In Today’s Deep Space Extra… NASA astronaut Nick Hague and cosmonaut Alexey Ovchinin were reported to be okay by NASA early Thursday after the Soyuz rocket launching them to the International Space Station (ISS) from Kazakhstan experienced a problem. The capsule with the two space explorers descended to Earth in Kazakhstan.
Human Space Exploration
Spaceflightnow.com (10/11): Russia’s launch of the Soyuz MS-10 with NASA astronaut Nick Hague and Russian cosmonaut Alexey Ovchinin experienced a first stage issue that prompted a ballistic descent back to Earth. The liftoff from the Baikonur Cosmodrome in Kazakhstan occurred on time at 4:40 a.m.., EDT, and the two men were to dock with the Space Station at 10:44 a.m., EDT. Russian led search and rescue teams were deployed and expected to reach the landing site within 90 minutes of the liftoff. At 5:20 a.m., EDT, NASA reported the capsule with the two men had returned to Earth in Kazakhstan and they were good condition. Spaceflightnow.com was providing new updates through its web site. NASA, www.nasa.gov/station and www.nasa.gov/live is offering updates as well.

- [GIVEN ENTRIES]
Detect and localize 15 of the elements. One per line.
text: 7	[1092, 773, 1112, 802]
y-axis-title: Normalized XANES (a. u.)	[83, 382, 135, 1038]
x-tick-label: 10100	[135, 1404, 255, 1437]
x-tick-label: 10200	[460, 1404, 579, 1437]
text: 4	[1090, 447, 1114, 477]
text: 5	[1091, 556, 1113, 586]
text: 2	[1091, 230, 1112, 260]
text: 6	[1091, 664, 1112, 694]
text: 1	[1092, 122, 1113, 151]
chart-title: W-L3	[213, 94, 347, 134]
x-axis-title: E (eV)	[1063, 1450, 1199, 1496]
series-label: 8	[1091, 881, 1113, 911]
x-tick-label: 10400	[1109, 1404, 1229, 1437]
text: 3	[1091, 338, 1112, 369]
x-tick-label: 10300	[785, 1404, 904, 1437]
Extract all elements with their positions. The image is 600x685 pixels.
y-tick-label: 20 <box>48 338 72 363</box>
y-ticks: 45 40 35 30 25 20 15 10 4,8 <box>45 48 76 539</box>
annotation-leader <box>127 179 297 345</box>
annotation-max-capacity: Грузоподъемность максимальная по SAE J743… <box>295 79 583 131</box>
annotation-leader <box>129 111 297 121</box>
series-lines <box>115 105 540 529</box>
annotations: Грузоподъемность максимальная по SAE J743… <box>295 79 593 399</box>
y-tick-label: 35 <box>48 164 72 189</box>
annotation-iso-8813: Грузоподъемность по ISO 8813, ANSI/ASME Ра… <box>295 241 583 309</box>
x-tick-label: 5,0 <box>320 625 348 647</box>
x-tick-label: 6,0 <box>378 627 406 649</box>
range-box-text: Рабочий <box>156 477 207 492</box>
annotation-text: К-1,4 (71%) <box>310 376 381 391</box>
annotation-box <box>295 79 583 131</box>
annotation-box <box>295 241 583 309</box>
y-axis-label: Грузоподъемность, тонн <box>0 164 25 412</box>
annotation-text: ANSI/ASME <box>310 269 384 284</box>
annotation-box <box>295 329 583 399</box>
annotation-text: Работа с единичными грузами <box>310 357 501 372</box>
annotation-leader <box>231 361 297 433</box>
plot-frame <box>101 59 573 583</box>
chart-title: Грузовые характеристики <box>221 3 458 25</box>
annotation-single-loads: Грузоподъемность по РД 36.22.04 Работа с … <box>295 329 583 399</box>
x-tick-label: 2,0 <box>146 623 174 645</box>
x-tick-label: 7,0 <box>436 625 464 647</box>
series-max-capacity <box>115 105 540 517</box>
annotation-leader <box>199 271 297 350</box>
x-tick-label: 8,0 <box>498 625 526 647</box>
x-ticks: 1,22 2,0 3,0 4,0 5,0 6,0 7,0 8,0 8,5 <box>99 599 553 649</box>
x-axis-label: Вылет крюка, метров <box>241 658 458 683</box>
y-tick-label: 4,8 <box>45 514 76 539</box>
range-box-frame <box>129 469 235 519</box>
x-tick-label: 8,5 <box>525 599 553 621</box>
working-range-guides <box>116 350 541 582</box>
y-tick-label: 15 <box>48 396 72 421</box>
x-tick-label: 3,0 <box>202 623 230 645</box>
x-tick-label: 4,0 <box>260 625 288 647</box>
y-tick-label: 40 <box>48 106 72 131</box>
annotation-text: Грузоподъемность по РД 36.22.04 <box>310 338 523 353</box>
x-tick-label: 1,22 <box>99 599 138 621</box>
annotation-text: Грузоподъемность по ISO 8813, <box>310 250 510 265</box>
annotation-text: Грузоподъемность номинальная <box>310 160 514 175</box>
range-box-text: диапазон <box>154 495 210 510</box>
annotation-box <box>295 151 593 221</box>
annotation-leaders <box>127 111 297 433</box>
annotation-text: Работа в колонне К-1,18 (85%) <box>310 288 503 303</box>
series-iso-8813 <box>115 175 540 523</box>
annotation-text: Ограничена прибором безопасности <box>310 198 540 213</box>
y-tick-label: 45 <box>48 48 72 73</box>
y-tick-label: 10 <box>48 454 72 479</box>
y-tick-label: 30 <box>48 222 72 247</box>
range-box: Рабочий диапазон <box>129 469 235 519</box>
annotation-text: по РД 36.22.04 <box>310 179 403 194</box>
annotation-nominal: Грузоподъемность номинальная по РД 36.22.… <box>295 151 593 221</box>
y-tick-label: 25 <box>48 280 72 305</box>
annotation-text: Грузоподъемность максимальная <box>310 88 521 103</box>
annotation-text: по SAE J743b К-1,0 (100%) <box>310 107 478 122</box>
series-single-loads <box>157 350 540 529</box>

- [WHAT YOU SHOULD DO]
Continue the news roundup above about the failed Soyuz MS-10 launch, picking up right after its last sentence.

- [ANSWER BOX]
Coalition Member in the News – Boeing
SpaceNews.com (10/10): A report by NASA’s inspector general October 10 criticized both NASA and Boeing for delays and cost overruns in the development of a key component of the Space Launch System (SLS), and warned of more delays and overruns to come.
Quartz (10/10): A report from the National Academy of Sciences presented Wednesday calls on NASA and others involved in the search for life beyond the Earth to widen the search and the kinds of participants, while looking to forge new partnerships with donors and businesses. The nearly 200 page report calls on those involved to rely on more science disciplines, employ genetic sequencers and challenging technologies that will permit space observatories to better assess the atmosphere of planets circling nearby stars for indications of biological activity.
Space.com (10/10): Scientist report they are getting a handle on Fast Radio Bursts, powerful flashes of energy from the distant cosmos first noticed in 2007. A study assessing 19 of the bursts, perhaps generated by fast spinning neutron stars, or perhaps intelligent civilizations, was published Wednesday in the journal Nature.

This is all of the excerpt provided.